- Exercise instructions -
Below is a set of records. Repeat all of them exactly.

START Dataset extract

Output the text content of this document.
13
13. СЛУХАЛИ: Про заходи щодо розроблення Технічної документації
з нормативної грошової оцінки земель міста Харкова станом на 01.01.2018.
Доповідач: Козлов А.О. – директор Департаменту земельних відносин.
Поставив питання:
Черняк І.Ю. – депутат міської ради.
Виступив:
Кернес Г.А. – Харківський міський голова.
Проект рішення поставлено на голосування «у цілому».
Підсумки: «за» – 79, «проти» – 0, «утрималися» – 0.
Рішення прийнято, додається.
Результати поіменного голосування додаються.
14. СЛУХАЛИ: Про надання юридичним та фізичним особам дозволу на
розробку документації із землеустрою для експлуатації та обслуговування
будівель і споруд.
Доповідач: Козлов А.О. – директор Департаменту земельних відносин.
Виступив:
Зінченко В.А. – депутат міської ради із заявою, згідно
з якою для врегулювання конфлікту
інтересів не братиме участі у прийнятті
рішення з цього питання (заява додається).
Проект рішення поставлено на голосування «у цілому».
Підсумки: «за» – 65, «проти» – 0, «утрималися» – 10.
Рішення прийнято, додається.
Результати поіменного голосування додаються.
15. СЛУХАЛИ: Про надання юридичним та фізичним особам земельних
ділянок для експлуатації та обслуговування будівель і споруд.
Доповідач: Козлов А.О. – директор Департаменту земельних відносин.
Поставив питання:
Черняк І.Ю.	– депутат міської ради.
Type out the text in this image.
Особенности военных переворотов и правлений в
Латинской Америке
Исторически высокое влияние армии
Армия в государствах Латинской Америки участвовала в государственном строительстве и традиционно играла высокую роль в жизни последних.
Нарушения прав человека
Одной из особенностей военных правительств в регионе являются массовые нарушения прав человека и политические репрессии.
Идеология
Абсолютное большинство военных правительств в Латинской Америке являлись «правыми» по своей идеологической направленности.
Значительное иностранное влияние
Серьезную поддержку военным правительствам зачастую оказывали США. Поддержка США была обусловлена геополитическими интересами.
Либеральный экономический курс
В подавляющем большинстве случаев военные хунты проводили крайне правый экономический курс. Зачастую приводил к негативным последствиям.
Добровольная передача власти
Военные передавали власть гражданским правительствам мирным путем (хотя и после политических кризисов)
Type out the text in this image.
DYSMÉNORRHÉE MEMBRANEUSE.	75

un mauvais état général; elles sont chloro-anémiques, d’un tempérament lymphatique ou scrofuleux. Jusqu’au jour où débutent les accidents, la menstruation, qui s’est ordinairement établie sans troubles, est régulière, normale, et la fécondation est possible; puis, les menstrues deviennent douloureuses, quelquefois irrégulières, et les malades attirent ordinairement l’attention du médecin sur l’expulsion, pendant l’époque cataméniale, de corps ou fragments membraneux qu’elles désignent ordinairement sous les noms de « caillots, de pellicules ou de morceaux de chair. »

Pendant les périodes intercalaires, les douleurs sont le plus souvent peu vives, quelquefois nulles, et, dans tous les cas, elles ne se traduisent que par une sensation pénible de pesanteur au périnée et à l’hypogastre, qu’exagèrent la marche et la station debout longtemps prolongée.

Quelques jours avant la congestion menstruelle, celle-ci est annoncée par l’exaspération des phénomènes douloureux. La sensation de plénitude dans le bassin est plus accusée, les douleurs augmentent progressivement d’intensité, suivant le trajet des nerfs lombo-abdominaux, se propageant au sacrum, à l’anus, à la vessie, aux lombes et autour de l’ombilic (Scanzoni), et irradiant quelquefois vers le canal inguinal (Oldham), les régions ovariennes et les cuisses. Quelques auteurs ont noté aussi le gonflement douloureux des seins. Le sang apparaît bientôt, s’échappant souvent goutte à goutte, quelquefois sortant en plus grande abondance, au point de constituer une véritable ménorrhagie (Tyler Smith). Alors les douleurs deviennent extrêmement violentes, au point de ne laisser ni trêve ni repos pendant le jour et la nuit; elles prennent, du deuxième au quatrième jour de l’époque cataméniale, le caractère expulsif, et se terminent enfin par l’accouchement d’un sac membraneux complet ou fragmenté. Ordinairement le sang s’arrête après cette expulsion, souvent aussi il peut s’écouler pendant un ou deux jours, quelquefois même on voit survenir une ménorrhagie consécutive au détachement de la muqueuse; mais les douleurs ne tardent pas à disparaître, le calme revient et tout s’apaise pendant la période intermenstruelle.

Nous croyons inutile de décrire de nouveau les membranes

END Dataset extract

- Result below -
Output the text content of this document.
13
13. СЛУХАЛИ: Про заходи щодо розроблення Технічної документації
з нормативної грошової оцінки земель міста Харкова станом на 01.01.2018.
Доповідач: Козлов А.О. – директор Департаменту земельних відносин.
Поставив питання:
Черняк І.Ю. – депутат міської ради.
Виступив:
Кернес Г.А. – Харківський міський голова.
Проект рішення поставлено на голосування «у цілому».
Підсумки: «за» – 79, «проти» – 0, «утрималися» – 0.
Рішення прийнято, додається.
Результати поіменного голосування додаються.
14. СЛУХАЛИ: Про надання юридичним та фізичним особам дозволу на
розробку документації із землеустрою для експлуатації та обслуговування
будівель і споруд.
Доповідач: Козлов А.О. – директор Департаменту земельних відносин.
Виступив:
Зінченко В.А. – депутат міської ради із заявою, згідно
з якою для врегулювання конфлікту
інтересів не братиме участі у прийнятті
рішення з цього питання (заява додається).
Проект рішення поставлено на голосування «у цілому».
Підсумки: «за» – 65, «проти» – 0, «утрималися» – 10.
Рішення прийнято, додається.
Результати поіменного голосування додаються.
15. СЛУХАЛИ: Про надання юридичним та фізичним особам земельних
ділянок для експлуатації та обслуговування будівель і споруд.
Доповідач: Козлов А.О. – директор Департаменту земельних відносин.
Поставив питання:
Черняк І.Ю.	– депутат міської ради.
Type out the text in this image.
Особенности военных переворотов и правлений в
Латинской Америке
Исторически высокое влияние армии
Армия в государствах Латинской Америки участвовала в государственном строительстве и традиционно играла высокую роль в жизни последних.
Нарушения прав человека
Одной из особенностей военных правительств в регионе являются массовые нарушения прав человека и политические репрессии.
Идеология
Абсолютное большинство военных правительств в Латинской Америке являлись «правыми» по своей идеологической направленности.
Значительное иностранное влияние
Серьезную поддержку военным правительствам зачастую оказывали США. Поддержка США была обусловлена геополитическими интересами.
Либеральный экономический курс
В подавляющем большинстве случаев военные хунты проводили крайне правый экономический курс. Зачастую приводил к негативным последствиям.
Добровольная передача власти
Военные передавали власть гражданским правительствам мирным путем (хотя и после политических кризисов)
Type out the text in this image.
DYSMÉNORRHÉE MEMBRANEUSE.	75

un mauvais état général; elles sont chloro-anémiques, d’un tempérament lymphatique ou scrofuleux. Jusqu’au jour où débutent les accidents, la menstruation, qui s’est ordinairement établie sans troubles, est régulière, normale, et la fécondation est possible; puis, les menstrues deviennent douloureuses, quelquefois irrégulières, et les malades attirent ordinairement l’attention du médecin sur l’expulsion, pendant l’époque cataméniale, de corps ou fragments membraneux qu’elles désignent ordinairement sous les noms de « caillots, de pellicules ou de morceaux de chair. »

Pendant les périodes intercalaires, les douleurs sont le plus souvent peu vives, quelquefois nulles, et, dans tous les cas, elles ne se traduisent que par une sensation pénible de pesanteur au périnée et à l’hypogastre, qu’exagèrent la marche et la station debout longtemps prolongée.

Quelques jours avant la congestion menstruelle, celle-ci est annoncée par l’exaspération des phénomènes douloureux. La sensation de plénitude dans le bassin est plus accusée, les douleurs augmentent progressivement d’intensité, suivant le trajet des nerfs lombo-abdominaux, se propageant au sacrum, à l’anus, à la vessie, aux lombes et autour de l’ombilic (Scanzoni), et irradiant quelquefois vers le canal inguinal (Oldham), les régions ovariennes et les cuisses. Quelques auteurs ont noté aussi le gonflement douloureux des seins. Le sang apparaît bientôt, s’échappant souvent goutte à goutte, quelquefois sortant en plus grande abondance, au point de constituer une véritable ménorrhagie (Tyler Smith). Alors les douleurs deviennent extrêmement violentes, au point de ne laisser ni trêve ni repos pendant le jour et la nuit; elles prennent, du deuxième au quatrième jour de l’époque cataméniale, le caractère expulsif, et se terminent enfin par l’accouchement d’un sac membraneux complet ou fragmenté. Ordinairement le sang s’arrête après cette expulsion, souvent aussi il peut s’écouler pendant un ou deux jours, quelquefois même on voit survenir une ménorrhagie consécutive au détachement de la muqueuse; mais les douleurs ne tardent pas à disparaître, le calme revient et tout s’apaise pendant la période intermenstruelle.

Nous croyons inutile de décrire de nouveau les membranes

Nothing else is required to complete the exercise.